───── Information provided
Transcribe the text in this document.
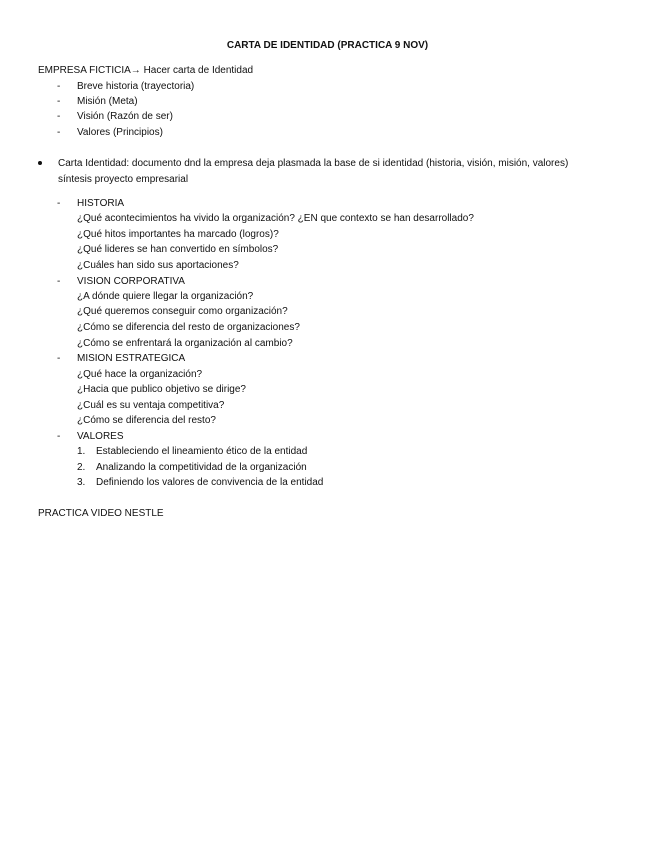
CARTA DE IDENTIDAD (PRACTICA 9 NOV)
EMPRESA FICTICIA→ Hacer carta de Identidad
- Breve historia (trayectoria)
- Misión (Meta)
- Visión (Razón de ser)
- Valores (Principios)
Carta Identidad: documento dnd la empresa deja plasmada la base de si identidad (historia, visión, misión, valores)
síntesis proyecto empresarial
- HISTORIA
¿Qué acontecimientos ha vivido la organización? ¿EN que contexto se han desarrollado?
¿Qué hitos importantes ha marcado (logros)?
¿Qué lideres se han convertido en símbolos?
¿Cuáles han sido sus aportaciones?
- VISION CORPORATIVA
¿A dónde quiere llegar la organización?
¿Qué queremos conseguir como organización?
¿Cómo se diferencia del resto de organizaciones?
¿Cómo se enfrentará la organización al cambio?
- MISION ESTRATEGICA
¿Qué hace la organización?
¿Hacia que publico objetivo se dirige?
¿Cuál es su ventaja competitiva?
¿Cómo se diferencia del resto?
- VALORES
1. Estableciendo el lineamiento ético de la entidad
2. Analizando la competitividad de la organización
3. Definiendo los valores de convivencia de la entidad
PRACTICA VIDEO NESTLE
──────────
_What is expected_:
Read the entries and show each line that mentions "organización".

_Result of this exercise_:
¿Qué acontecimientos ha vivido la organización? ¿EN que contexto se han desarrollado?
¿A dónde quiere llegar la organización?
¿Qué queremos conseguir como organización?
¿Cómo se enfrentará la organización al cambio?
¿Qué hace la organización?
2. Analizando la competitividad de la organización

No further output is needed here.